▶ **Prompt**
Would you copy out the whole listing exactly as given?

Some records:
** BEGIN **

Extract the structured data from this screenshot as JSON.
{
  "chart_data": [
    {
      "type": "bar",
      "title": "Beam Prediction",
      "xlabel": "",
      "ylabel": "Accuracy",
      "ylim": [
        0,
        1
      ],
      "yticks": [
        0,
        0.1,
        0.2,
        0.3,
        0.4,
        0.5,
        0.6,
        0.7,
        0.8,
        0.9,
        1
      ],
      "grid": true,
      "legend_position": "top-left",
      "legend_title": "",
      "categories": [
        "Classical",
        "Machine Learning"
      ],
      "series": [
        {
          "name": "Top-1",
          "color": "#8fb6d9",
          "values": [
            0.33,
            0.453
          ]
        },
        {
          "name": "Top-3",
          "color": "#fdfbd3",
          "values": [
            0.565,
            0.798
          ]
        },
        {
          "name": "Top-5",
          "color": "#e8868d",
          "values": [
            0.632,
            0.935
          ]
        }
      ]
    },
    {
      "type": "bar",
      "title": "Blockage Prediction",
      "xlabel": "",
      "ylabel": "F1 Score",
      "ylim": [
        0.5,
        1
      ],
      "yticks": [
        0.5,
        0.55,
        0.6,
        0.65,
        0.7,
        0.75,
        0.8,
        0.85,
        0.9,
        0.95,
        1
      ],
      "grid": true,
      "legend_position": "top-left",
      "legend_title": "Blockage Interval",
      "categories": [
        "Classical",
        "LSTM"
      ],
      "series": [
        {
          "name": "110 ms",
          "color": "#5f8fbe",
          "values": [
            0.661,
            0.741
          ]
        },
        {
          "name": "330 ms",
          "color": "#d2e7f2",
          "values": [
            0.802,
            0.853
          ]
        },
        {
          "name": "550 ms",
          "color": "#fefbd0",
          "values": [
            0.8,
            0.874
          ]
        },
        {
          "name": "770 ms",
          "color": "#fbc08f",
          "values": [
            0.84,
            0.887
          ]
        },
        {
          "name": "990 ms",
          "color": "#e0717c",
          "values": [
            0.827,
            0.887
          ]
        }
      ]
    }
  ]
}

** END **

▶ **Response below**
Extract the structured data from this screenshot as JSON.
{
  "chart_data": [
    {
      "type": "bar",
      "title": "Beam Prediction",
      "xlabel": "",
      "ylabel": "Accuracy",
      "ylim": [
        0,
        1
      ],
      "yticks": [
        0,
        0.1,
        0.2,
        0.3,
        0.4,
        0.5,
        0.6,
        0.7,
        0.8,
        0.9,
        1
      ],
      "grid": true,
      "legend_position": "top-left",
      "legend_title": "",
      "categories": [
        "Classical",
        "Machine Learning"
      ],
      "series": [
        {
          "name": "Top-1",
          "color": "#8fb6d9",
          "values": [
            0.33,
            0.453
          ]
        },
        {
          "name": "Top-3",
          "color": "#fdfbd3",
          "values": [
            0.565,
            0.798
          ]
        },
        {
          "name": "Top-5",
          "color": "#e8868d",
          "values": [
            0.632,
            0.935
          ]
        }
      ]
    },
    {
      "type": "bar",
      "title": "Blockage Prediction",
      "xlabel": "",
      "ylabel": "F1 Score",
      "ylim": [
        0.5,
        1
      ],
      "yticks": [
        0.5,
        0.55,
        0.6,
        0.65,
        0.7,
        0.75,
        0.8,
        0.85,
        0.9,
        0.95,
        1
      ],
      "grid": true,
      "legend_position": "top-left",
      "legend_title": "Blockage Interval",
      "categories": [
        "Classical",
        "LSTM"
      ],
      "series": [
        {
          "name": "110 ms",
          "color": "#5f8fbe",
          "values": [
            0.661,
            0.741
          ]
        },
        {
          "name": "330 ms",
          "color": "#d2e7f2",
          "values": [
            0.802,
            0.853
          ]
        },
        {
          "name": "550 ms",
          "color": "#fefbd0",
          "values": [
            0.8,
            0.874
          ]
        },
        {
          "name": "770 ms",
          "color": "#fbc08f",
          "values": [
            0.84,
            0.887
          ]
        },
        {
          "name": "990 ms",
          "color": "#e0717c",
          "values": [
            0.827,
            0.887
          ]
        }
      ]
    }
  ]
}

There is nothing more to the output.